(Beginning of SOURCE DATA)
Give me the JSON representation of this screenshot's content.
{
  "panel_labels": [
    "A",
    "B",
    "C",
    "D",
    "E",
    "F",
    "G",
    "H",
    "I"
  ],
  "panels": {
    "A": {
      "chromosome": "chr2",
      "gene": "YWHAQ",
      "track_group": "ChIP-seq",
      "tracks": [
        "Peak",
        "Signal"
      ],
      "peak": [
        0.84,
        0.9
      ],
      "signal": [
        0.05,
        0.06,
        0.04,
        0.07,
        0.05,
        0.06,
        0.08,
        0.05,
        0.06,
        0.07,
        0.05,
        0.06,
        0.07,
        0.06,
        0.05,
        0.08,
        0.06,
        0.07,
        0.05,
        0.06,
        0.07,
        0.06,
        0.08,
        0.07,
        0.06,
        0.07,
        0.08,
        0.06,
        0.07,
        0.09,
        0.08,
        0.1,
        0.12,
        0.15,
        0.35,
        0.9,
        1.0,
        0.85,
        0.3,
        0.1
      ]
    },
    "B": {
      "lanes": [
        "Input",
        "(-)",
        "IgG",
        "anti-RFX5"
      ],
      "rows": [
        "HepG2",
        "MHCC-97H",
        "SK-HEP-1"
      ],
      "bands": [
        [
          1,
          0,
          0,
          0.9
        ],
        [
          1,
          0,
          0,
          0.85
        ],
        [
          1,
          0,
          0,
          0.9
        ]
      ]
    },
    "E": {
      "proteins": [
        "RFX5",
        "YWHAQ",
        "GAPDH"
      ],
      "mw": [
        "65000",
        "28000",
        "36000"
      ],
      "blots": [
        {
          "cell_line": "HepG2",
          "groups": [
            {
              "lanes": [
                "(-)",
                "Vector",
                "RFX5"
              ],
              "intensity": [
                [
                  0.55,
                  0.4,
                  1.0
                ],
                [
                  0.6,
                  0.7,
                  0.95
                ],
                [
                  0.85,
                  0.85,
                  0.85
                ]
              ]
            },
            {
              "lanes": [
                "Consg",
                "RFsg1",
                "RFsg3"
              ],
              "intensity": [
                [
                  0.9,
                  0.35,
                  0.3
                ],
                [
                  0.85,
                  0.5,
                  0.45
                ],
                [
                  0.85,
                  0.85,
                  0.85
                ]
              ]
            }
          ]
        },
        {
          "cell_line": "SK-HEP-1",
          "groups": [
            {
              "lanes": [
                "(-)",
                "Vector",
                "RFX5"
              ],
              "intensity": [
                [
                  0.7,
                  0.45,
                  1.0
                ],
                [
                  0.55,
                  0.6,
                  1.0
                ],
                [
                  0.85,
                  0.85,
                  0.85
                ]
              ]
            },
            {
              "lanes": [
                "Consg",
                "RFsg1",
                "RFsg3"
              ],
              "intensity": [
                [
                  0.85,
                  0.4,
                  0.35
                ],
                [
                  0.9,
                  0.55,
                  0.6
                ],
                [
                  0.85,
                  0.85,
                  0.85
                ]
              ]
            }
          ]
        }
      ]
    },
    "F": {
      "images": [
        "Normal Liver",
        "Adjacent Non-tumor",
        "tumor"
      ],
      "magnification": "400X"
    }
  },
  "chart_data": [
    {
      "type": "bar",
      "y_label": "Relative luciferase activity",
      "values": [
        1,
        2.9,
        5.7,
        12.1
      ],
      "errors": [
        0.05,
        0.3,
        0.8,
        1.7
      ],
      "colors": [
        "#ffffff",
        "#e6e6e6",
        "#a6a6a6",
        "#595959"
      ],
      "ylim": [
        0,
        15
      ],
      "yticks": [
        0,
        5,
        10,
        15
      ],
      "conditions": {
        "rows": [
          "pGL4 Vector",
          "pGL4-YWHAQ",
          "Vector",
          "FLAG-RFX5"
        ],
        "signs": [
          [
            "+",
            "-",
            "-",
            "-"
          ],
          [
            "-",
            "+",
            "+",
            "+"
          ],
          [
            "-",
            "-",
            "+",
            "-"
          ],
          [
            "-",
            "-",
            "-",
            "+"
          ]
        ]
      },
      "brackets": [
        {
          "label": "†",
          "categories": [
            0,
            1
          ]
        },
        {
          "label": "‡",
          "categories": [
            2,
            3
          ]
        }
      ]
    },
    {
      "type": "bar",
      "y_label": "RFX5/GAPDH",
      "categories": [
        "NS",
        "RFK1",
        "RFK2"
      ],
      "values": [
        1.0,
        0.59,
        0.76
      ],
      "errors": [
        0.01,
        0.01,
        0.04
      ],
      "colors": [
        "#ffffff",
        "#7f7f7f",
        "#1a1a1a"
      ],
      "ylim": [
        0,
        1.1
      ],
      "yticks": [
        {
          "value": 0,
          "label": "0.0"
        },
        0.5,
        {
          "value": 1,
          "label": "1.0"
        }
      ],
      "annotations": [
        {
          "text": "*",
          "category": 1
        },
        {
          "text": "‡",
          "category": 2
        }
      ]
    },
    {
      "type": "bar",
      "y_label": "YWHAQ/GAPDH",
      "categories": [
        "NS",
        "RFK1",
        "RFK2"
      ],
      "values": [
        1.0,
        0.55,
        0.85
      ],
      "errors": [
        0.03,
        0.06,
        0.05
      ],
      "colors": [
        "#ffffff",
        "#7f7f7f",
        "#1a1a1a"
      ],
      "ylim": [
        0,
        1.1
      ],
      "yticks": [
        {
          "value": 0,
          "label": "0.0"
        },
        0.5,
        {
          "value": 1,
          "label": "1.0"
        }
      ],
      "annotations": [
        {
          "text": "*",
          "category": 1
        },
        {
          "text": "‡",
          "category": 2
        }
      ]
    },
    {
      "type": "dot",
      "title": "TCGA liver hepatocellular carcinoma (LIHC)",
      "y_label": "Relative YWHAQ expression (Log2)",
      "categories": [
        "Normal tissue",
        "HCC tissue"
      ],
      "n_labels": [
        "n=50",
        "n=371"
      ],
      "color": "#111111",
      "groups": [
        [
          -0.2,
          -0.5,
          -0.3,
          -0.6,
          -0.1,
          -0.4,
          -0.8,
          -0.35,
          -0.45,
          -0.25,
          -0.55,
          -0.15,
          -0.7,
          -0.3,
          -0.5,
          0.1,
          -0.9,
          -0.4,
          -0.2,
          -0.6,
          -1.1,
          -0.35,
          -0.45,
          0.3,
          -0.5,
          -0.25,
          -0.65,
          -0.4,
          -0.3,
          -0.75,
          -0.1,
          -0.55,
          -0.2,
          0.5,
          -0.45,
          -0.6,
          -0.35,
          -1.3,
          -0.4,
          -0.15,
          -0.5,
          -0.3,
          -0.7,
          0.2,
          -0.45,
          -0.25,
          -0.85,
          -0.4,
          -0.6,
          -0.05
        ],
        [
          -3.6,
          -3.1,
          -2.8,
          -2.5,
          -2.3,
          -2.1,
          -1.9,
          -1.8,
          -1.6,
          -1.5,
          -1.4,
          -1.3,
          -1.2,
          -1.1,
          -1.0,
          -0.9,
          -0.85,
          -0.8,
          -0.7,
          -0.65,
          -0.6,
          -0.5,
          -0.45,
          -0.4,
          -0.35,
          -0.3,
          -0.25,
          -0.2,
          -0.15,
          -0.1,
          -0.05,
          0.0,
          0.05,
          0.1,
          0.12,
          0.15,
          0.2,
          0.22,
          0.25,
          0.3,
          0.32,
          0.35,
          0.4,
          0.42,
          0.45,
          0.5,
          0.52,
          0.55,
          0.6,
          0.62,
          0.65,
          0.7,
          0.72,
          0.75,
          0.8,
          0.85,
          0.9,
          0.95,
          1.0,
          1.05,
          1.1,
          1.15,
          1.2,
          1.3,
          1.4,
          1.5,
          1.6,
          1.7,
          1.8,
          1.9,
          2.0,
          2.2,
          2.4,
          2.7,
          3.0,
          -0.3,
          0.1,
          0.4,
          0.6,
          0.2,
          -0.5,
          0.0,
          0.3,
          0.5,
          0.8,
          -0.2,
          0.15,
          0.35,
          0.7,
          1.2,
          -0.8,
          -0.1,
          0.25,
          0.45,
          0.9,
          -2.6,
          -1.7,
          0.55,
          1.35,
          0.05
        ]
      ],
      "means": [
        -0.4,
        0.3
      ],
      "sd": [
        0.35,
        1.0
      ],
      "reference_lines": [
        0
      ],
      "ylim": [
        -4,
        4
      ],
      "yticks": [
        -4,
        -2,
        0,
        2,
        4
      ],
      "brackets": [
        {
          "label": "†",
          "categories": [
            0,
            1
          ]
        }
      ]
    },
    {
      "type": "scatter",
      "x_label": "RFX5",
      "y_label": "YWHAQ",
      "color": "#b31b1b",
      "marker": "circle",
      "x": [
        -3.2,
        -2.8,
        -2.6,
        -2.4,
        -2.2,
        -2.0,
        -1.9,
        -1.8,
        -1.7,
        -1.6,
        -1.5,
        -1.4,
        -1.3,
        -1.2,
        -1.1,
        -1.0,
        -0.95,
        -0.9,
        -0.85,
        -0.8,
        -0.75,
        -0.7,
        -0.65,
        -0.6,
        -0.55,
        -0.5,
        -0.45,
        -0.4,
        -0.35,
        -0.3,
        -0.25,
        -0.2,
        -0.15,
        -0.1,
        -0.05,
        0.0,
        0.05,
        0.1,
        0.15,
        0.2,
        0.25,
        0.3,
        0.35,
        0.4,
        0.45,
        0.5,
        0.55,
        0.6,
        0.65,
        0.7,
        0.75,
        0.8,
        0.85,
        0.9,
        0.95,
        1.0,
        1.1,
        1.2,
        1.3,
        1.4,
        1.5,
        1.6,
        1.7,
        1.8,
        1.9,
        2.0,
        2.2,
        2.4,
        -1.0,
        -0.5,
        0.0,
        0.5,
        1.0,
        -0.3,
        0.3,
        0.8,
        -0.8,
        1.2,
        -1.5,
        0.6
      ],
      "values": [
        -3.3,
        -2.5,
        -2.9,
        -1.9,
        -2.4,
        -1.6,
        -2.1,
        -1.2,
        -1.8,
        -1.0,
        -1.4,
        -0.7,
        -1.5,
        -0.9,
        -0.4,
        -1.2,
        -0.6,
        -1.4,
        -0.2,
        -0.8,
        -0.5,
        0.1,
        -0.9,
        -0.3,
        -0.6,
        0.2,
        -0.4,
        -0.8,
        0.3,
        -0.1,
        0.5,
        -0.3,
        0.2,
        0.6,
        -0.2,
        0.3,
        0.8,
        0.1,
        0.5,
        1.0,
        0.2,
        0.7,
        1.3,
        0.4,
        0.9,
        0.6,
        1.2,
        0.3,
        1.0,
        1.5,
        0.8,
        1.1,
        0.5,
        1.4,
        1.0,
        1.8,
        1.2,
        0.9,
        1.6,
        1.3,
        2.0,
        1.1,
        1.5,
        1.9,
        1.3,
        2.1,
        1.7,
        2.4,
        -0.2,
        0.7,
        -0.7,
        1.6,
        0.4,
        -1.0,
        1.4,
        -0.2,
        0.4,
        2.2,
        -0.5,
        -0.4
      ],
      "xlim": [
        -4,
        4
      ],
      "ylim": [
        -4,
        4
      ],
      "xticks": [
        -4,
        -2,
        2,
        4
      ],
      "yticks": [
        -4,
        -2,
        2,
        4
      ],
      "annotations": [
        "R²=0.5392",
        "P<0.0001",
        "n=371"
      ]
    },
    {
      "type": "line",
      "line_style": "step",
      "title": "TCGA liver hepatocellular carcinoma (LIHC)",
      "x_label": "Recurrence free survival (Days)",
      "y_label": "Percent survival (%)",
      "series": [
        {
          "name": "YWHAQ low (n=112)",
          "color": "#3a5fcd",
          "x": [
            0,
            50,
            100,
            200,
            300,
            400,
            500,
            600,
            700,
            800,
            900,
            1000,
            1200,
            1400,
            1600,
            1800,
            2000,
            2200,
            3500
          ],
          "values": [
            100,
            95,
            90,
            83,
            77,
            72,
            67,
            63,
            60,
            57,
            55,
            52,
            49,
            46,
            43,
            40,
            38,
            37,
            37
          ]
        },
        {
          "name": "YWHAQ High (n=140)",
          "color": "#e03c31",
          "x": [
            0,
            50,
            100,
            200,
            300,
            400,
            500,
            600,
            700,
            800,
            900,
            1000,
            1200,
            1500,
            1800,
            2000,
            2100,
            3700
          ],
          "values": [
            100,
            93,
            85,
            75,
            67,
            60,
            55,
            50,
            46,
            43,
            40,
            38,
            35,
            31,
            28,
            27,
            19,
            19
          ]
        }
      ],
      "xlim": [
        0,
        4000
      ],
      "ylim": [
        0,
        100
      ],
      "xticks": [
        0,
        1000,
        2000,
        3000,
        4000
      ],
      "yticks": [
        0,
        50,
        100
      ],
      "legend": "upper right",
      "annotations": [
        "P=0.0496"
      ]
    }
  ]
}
(End of SOURCE DATA)
■ TO DO: From the records above, pull out each line that has "Relative".

■ EXERCISE OUTPUT:
      "y_label": "Relative luciferase activity",
      "y_label": "Relative YWHAQ expression (Log2)",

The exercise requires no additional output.